Return each line of the records with nothing changed, pictures excepted.

-------- PROVIDED DATA --------

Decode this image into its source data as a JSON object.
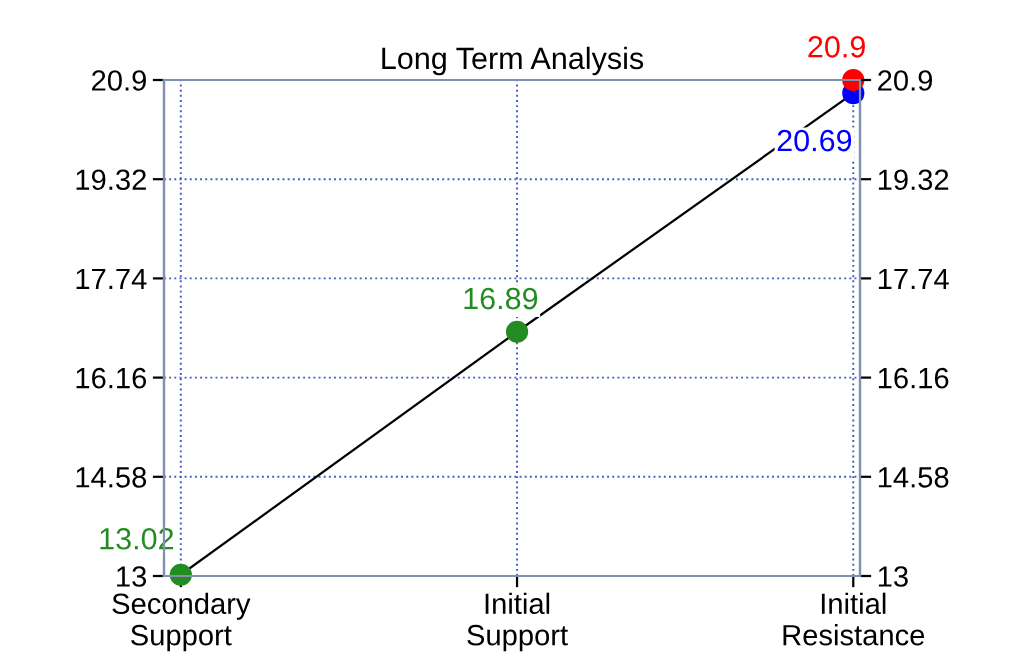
{
  "chart_data": {
    "type": "line",
    "title": "Long Term Analysis",
    "categories": [
      "Secondary\nSupport",
      "Initial\nSupport",
      "Initial\nResistance"
    ],
    "series": [
      {
        "color": "#000000",
        "colors": [
          "#228b22",
          "#228b22",
          "#0000ff"
        ],
        "values": [
          13.02,
          16.89,
          20.69
        ],
        "value_labels": [
          "13.02",
          "16.89",
          "20.69"
        ]
      },
      {
        "type": "scatter",
        "color": "#ff0000",
        "values": [
          null,
          null,
          20.9
        ],
        "value_labels": [
          null,
          null,
          "20.9"
        ]
      }
    ],
    "ylim": [
      13,
      20.9
    ],
    "yticks": [
      13,
      14.58,
      16.16,
      17.74,
      19.32,
      20.9
    ],
    "y2lim": [
      13,
      20.9
    ],
    "y2ticks": [
      13,
      14.58,
      16.16,
      17.74,
      19.32,
      20.9
    ],
    "grid": true,
    "marker": "circle",
    "line_style": "solid"
  }
}
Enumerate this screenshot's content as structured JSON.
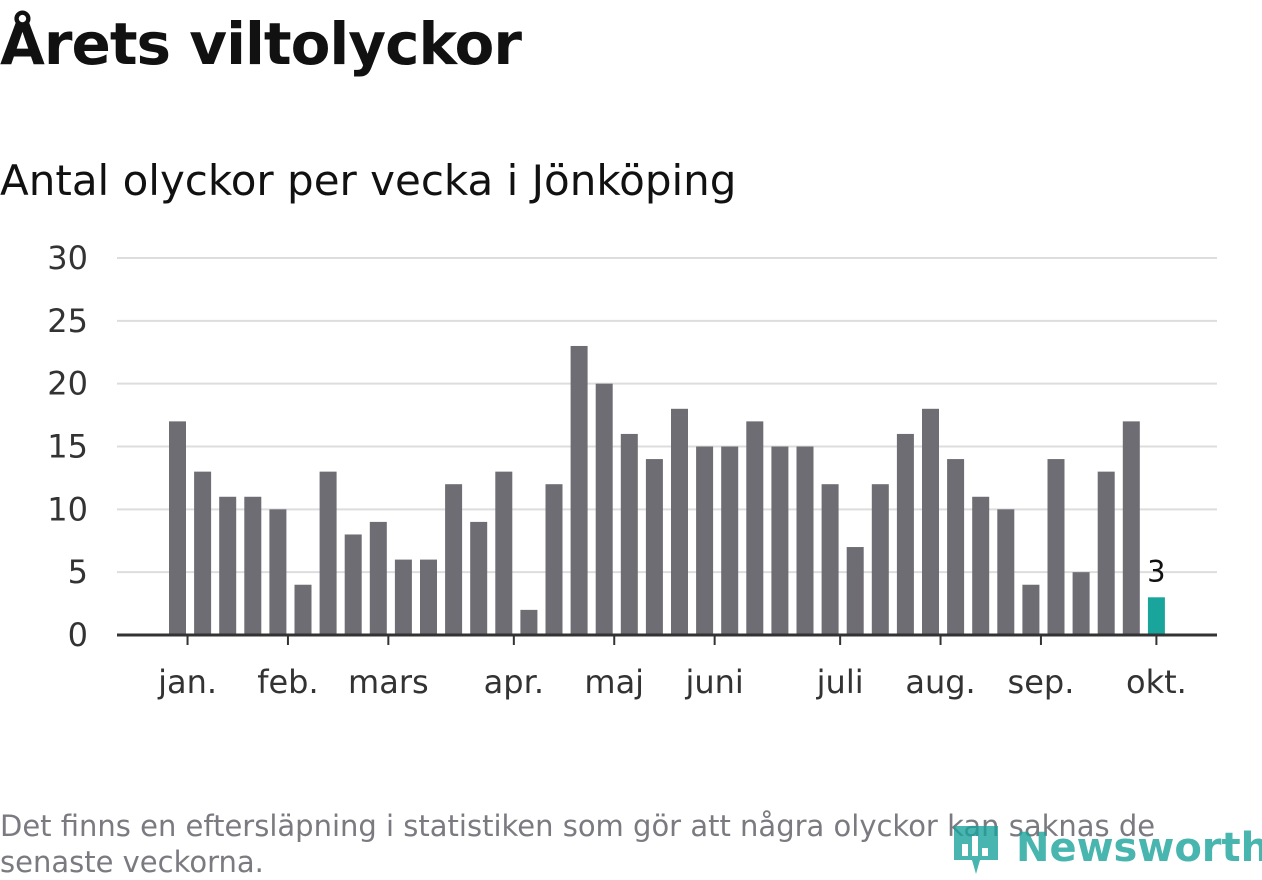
{
  "title": "Årets viltolyckor",
  "subtitle": "Antal olyckor per vecka i Jönköping",
  "footnote": "Det finns en eftersläpning i statistiken som gör att några olyckor kan saknas de senaste veckorna.",
  "brand": {
    "name": "Newsworthy",
    "color": "#1ba39c"
  },
  "chart_data": {
    "type": "bar",
    "ylim": [
      0,
      30
    ],
    "yticks": [
      0,
      5,
      10,
      15,
      20,
      25,
      30
    ],
    "grid": true,
    "bar_color": "#6e6d73",
    "highlight_color": "#1aa59c",
    "values": [
      17,
      13,
      11,
      11,
      10,
      4,
      13,
      8,
      9,
      6,
      6,
      12,
      9,
      13,
      2,
      12,
      23,
      20,
      16,
      14,
      18,
      15,
      15,
      17,
      15,
      15,
      12,
      7,
      12,
      16,
      18,
      14,
      11,
      10,
      4,
      14,
      5,
      13,
      17,
      3
    ],
    "highlight_index": 39,
    "highlight_label": "3",
    "month_labels": [
      {
        "label": "jan.",
        "bar": 0.4
      },
      {
        "label": "feb.",
        "bar": 4.4
      },
      {
        "label": "mars",
        "bar": 8.4
      },
      {
        "label": "apr.",
        "bar": 13.4
      },
      {
        "label": "maj",
        "bar": 17.4
      },
      {
        "label": "juni",
        "bar": 21.4
      },
      {
        "label": "juli",
        "bar": 26.4
      },
      {
        "label": "aug.",
        "bar": 30.4
      },
      {
        "label": "sep.",
        "bar": 34.4
      },
      {
        "label": "okt.",
        "bar": 39.0
      }
    ]
  }
}
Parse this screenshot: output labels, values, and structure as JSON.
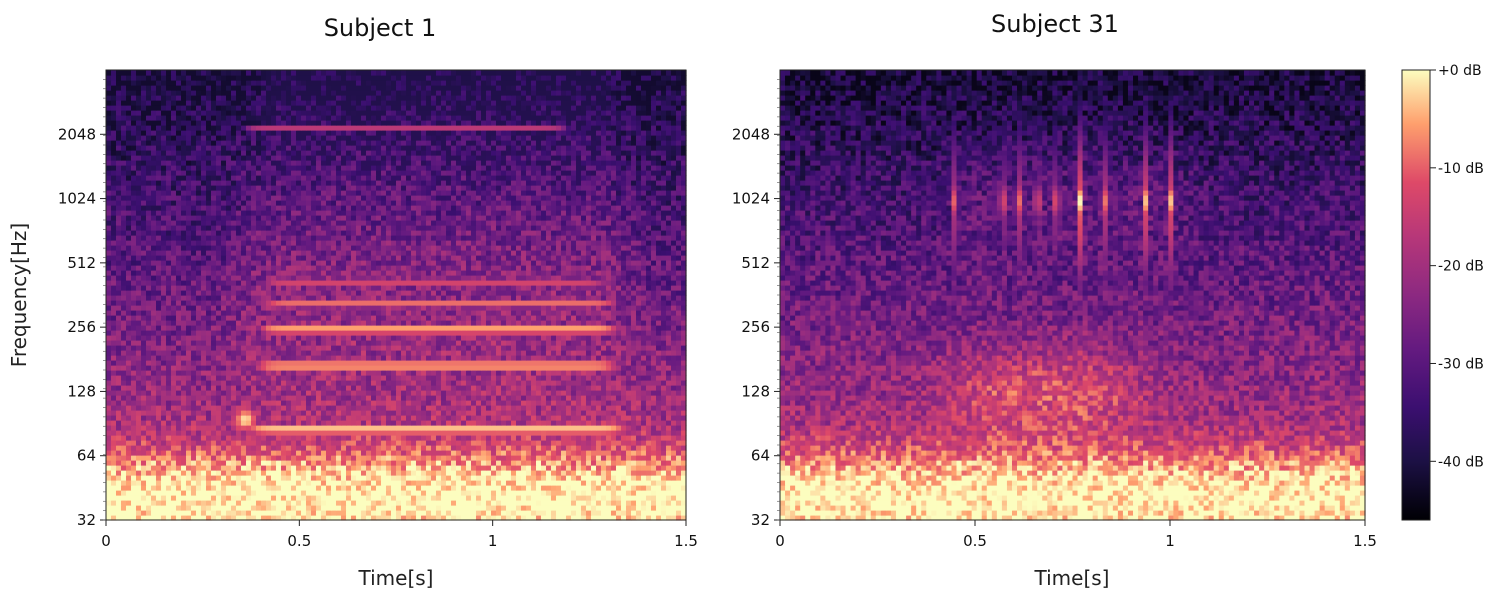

--------

=== FULL ANSWER ===
Decode this image into its source data as a JSON object.
{
  "chart_data": {
    "type": "line",
    "title": "Long Term Analysis",
    "categories": [
      "Secondary\nSupport",
      "Initial\nSupport",
      "Initial\nResistance"
    ],
    "series": [
      {
        "color": "#000000",
        "colors": [
          "#228b22",
          "#228b22",
          "#0000ff"
        ],
        "values": [
          13.02,
          16.89,
          20.69
        ],
        "value_labels": [
          "13.02",
          "16.89",
          "20.69"
        ]
      },
      {
        "type": "scatter",
        "color": "#ff0000",
        "values": [
          null,
          null,
          20.9
        ],
        "value_labels": [
          null,
          null,
          "20.9"
        ]
      }
    ],
    "ylim": [
      13,
      20.9
    ],
    "yticks": [
      13,
      14.58,
      16.16,
      17.74,
      19.32,
      20.9
    ],
    "y2lim": [
      13,
      20.9
    ],
    "y2ticks": [
      13,
      14.58,
      16.16,
      17.74,
      19.32,
      20.9
    ],
    "grid": true,
    "marker": "circle",
    "line_style": "solid"
  }
}
Enumerate this screenshot's content as structured JSON.
{
  "title": "Årets viltolyckor",
  "subtitle": "Antal olyckor per vecka i Jönköping",
  "footnote": "Det finns en eftersläpning i statistiken som gör att några olyckor kan saknas de senaste veckorna.",
  "brand": {
    "name": "Newsworthy",
    "color": "#1ba39c"
  },
  "chart_data": {
    "type": "bar",
    "ylim": [
      0,
      30
    ],
    "yticks": [
      0,
      5,
      10,
      15,
      20,
      25,
      30
    ],
    "grid": true,
    "bar_color": "#6e6d73",
    "highlight_color": "#1aa59c",
    "values": [
      17,
      13,
      11,
      11,
      10,
      4,
      13,
      8,
      9,
      6,
      6,
      12,
      9,
      13,
      2,
      12,
      23,
      20,
      16,
      14,
      18,
      15,
      15,
      17,
      15,
      15,
      12,
      7,
      12,
      16,
      18,
      14,
      11,
      10,
      4,
      14,
      5,
      13,
      17,
      3
    ],
    "highlight_index": 39,
    "highlight_label": "3",
    "month_labels": [
      {
        "label": "jan.",
        "bar": 0.4
      },
      {
        "label": "feb.",
        "bar": 4.4
      },
      {
        "label": "mars",
        "bar": 8.4
      },
      {
        "label": "apr.",
        "bar": 13.4
      },
      {
        "label": "maj",
        "bar": 17.4
      },
      {
        "label": "juni",
        "bar": 21.4
      },
      {
        "label": "juli",
        "bar": 26.4
      },
      {
        "label": "aug.",
        "bar": 30.4
      },
      {
        "label": "sep.",
        "bar": 34.4
      },
      {
        "label": "okt.",
        "bar": 39.0
      }
    ]
  }
}
Parse this screenshot: output labels, values, and structure as JSON.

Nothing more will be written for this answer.